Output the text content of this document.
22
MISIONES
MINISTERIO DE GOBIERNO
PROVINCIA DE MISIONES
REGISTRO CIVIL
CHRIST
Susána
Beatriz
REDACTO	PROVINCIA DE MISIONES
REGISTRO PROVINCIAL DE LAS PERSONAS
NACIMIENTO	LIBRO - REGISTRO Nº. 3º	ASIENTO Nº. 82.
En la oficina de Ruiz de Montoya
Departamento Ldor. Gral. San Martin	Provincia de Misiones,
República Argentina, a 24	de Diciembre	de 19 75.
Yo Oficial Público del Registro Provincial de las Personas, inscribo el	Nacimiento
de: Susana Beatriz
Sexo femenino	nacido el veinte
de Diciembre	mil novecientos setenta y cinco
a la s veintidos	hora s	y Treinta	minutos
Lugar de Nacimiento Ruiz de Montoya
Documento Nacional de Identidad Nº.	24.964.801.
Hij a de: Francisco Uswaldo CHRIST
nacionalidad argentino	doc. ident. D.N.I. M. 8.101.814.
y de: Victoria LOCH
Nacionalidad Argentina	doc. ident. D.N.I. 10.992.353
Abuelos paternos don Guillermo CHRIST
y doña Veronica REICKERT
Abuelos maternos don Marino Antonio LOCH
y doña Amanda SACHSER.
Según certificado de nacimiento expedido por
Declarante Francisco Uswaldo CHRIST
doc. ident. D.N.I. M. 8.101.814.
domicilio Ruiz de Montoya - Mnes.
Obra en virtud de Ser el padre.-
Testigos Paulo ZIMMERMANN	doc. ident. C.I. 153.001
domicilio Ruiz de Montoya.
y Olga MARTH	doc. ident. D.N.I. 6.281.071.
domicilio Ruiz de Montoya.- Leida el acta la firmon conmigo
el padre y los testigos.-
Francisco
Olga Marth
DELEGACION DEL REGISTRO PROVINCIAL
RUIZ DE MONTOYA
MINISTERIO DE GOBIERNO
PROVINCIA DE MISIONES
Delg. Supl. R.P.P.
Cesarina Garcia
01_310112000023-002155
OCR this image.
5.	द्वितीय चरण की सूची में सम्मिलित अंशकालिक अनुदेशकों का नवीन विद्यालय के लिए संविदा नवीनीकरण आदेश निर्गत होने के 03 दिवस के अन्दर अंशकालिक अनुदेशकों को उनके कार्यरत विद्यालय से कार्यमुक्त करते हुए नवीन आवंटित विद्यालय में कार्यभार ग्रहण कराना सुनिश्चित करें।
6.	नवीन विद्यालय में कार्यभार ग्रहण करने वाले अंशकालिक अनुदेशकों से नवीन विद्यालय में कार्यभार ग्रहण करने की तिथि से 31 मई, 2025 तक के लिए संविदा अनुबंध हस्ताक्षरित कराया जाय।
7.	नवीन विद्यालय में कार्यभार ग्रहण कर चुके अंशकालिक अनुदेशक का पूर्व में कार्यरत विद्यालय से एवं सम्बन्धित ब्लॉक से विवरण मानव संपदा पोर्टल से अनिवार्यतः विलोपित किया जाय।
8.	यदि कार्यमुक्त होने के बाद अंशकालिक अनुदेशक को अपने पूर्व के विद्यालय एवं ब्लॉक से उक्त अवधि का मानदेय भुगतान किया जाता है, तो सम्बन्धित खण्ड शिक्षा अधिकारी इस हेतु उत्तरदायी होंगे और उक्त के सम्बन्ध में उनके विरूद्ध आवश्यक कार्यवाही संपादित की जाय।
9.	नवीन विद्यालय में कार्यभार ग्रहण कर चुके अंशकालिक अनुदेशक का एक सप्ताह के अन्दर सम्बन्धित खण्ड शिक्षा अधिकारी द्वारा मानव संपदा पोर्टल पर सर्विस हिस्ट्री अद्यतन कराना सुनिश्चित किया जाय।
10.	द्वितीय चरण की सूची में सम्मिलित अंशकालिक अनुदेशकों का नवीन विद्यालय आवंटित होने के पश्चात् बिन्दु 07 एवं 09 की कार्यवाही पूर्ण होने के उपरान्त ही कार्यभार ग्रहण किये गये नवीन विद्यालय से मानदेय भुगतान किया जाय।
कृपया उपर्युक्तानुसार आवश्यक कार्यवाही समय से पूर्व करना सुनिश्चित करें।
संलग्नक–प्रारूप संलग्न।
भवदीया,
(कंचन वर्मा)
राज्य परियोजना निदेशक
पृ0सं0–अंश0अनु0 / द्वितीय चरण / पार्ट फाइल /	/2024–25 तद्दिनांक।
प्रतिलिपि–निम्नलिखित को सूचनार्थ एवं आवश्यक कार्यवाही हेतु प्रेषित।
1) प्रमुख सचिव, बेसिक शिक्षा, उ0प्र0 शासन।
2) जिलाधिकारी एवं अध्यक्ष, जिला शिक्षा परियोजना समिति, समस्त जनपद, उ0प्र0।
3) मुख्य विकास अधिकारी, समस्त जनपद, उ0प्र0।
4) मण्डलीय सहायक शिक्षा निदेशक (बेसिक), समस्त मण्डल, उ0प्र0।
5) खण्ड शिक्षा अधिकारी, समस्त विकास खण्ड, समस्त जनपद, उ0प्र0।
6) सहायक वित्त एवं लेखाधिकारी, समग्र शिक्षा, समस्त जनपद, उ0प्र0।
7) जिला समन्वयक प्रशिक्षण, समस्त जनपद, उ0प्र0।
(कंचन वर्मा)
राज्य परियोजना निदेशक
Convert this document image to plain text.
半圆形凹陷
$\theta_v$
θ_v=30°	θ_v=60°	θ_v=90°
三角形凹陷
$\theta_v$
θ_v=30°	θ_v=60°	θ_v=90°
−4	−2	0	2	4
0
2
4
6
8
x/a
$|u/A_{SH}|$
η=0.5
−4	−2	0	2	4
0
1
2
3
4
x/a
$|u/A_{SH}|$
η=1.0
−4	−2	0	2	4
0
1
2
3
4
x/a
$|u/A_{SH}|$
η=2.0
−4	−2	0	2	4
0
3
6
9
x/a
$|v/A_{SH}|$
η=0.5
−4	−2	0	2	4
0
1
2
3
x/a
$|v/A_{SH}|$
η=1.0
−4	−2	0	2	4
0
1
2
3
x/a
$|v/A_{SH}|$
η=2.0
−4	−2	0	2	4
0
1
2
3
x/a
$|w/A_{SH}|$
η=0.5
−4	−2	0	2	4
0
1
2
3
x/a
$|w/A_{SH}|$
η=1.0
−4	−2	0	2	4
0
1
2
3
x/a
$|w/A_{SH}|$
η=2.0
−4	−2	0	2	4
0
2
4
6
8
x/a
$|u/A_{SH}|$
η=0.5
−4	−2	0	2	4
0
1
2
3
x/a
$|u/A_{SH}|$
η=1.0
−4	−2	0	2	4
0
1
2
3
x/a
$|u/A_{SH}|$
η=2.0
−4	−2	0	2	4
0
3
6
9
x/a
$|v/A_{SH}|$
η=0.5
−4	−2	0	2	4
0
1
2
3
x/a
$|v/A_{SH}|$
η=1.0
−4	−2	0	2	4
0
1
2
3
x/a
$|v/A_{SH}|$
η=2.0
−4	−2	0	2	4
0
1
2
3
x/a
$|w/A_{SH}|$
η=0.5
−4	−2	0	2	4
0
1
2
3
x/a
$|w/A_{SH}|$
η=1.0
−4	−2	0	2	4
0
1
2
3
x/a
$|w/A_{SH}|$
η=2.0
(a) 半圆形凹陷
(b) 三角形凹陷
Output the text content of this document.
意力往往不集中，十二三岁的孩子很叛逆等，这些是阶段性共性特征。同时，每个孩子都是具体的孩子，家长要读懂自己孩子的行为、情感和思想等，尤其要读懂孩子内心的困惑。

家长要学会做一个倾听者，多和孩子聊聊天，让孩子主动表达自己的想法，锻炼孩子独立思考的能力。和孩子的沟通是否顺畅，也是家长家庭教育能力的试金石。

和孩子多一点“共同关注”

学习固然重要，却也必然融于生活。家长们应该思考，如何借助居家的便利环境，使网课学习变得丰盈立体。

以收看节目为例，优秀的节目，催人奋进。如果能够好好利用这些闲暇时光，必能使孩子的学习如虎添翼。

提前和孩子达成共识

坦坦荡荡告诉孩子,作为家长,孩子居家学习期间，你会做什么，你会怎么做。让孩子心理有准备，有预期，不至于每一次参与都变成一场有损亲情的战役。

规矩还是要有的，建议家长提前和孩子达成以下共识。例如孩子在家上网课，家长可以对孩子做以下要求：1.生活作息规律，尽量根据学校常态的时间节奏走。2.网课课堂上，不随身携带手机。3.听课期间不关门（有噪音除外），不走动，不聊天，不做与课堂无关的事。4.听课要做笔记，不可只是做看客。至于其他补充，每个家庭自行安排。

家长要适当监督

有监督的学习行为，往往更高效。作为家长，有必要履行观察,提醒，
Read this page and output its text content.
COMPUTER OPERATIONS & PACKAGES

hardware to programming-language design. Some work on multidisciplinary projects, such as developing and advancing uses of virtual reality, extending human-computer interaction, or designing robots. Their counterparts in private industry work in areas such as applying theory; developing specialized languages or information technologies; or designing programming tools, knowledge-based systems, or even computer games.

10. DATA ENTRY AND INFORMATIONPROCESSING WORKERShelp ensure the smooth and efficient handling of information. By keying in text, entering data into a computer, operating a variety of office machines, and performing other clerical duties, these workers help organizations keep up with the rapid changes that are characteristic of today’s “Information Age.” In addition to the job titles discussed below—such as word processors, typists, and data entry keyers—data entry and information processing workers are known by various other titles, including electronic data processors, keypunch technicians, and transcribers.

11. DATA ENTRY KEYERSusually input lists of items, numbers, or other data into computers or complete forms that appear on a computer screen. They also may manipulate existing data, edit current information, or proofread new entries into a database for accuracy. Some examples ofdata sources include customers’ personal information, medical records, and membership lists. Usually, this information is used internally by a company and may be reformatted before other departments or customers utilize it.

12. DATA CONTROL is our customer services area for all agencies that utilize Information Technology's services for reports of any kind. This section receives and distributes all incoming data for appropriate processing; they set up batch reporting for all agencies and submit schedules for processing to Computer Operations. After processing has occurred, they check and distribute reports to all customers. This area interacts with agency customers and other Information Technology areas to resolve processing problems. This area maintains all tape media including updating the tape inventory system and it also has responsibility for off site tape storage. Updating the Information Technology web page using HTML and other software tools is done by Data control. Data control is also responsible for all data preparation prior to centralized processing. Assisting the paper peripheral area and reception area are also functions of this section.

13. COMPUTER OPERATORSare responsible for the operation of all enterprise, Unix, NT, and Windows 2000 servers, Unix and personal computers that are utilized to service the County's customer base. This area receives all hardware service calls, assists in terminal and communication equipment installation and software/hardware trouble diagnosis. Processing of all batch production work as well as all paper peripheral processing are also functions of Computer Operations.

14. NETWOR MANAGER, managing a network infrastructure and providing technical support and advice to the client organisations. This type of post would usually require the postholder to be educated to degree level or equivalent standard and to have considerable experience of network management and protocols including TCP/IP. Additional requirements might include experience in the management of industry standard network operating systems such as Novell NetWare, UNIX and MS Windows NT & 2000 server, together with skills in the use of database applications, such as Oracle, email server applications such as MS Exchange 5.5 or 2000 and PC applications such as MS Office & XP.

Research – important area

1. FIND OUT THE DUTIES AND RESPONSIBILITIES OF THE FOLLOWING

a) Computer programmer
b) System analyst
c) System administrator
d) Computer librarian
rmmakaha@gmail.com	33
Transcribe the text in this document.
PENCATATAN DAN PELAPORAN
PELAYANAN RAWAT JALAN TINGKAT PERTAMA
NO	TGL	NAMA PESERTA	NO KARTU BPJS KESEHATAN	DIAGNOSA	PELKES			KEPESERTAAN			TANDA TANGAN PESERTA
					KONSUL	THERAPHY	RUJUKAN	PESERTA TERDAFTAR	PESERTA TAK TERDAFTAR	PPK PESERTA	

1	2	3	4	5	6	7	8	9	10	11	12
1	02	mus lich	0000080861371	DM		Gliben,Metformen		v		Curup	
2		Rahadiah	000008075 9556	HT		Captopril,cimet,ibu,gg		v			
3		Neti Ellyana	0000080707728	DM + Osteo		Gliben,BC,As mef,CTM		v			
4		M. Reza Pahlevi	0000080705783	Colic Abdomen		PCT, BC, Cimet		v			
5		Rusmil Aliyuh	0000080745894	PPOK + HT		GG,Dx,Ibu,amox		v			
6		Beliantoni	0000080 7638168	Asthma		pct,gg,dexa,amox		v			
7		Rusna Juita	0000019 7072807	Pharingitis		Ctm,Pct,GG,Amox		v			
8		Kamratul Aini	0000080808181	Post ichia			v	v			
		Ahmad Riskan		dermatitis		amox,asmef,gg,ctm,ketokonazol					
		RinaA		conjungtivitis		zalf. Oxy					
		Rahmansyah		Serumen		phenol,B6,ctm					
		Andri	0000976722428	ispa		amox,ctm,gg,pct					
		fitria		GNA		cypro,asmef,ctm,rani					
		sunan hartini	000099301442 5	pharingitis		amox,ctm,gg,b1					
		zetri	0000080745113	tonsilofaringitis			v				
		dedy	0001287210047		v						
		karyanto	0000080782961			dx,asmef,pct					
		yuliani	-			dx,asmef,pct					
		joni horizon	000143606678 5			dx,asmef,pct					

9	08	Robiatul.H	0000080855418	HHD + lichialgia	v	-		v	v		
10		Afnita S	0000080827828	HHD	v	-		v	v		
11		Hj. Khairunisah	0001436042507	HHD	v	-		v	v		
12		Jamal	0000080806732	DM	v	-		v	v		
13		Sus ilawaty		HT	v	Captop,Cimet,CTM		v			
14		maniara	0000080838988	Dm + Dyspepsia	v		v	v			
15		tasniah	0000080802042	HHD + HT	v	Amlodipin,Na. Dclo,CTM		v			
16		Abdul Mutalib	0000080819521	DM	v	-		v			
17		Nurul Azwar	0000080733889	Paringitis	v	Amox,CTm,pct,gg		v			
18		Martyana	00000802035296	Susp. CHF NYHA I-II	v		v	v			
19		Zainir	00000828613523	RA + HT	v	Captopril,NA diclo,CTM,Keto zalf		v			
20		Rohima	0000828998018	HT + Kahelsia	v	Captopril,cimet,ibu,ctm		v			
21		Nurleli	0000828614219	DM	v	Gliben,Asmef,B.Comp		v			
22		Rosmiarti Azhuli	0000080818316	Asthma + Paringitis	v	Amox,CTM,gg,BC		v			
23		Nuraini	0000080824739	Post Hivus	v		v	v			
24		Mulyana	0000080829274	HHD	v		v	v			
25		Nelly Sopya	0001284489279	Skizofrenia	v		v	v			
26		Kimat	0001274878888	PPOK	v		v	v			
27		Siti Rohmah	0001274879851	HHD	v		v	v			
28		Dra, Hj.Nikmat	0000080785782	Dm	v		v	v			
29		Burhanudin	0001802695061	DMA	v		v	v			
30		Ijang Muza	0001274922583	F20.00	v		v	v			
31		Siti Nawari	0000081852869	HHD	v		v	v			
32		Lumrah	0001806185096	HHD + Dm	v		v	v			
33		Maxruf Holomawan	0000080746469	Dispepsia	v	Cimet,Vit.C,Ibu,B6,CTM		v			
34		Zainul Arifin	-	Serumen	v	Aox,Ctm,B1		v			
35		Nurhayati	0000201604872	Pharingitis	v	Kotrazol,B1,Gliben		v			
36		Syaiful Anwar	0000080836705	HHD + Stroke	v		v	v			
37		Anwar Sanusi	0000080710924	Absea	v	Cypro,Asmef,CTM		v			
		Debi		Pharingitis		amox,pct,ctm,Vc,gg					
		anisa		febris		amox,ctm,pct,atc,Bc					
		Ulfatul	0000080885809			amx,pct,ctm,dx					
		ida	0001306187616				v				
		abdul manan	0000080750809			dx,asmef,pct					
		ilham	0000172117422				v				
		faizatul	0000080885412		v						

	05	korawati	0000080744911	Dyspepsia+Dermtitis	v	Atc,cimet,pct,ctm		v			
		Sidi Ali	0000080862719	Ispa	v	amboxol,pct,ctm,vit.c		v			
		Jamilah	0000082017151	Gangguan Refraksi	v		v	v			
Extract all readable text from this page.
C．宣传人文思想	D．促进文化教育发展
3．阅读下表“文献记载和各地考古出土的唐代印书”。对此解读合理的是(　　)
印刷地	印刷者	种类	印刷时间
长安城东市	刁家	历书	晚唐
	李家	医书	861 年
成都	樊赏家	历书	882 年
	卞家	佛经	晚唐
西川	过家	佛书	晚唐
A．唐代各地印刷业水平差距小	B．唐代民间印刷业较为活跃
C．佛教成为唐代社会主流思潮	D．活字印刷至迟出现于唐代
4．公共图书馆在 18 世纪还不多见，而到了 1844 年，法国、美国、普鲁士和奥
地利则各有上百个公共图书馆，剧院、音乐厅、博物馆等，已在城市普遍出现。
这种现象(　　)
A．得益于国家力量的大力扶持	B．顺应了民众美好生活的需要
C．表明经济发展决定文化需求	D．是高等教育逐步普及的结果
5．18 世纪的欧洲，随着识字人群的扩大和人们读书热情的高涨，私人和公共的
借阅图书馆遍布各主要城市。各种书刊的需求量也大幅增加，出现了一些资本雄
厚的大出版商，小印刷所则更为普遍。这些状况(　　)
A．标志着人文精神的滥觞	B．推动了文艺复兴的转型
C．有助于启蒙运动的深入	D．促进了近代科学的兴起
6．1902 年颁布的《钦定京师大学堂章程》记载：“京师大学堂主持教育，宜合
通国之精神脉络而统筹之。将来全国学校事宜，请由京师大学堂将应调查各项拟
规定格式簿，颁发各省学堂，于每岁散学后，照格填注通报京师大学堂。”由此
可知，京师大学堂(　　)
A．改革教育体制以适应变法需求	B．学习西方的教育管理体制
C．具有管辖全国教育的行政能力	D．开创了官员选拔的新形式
━━━━━━
Problem to work on: Copy every line of the listing that contains the word "Paringitis".

Reply:
17		Nurul Azwar	0000080733889	Paringitis	v	Amox,CTm,pct,gg		v			
22		Rosmiarti Azhuli	0000080818316	Asthma + Paringitis	v	Amox,CTM,gg,BC		v			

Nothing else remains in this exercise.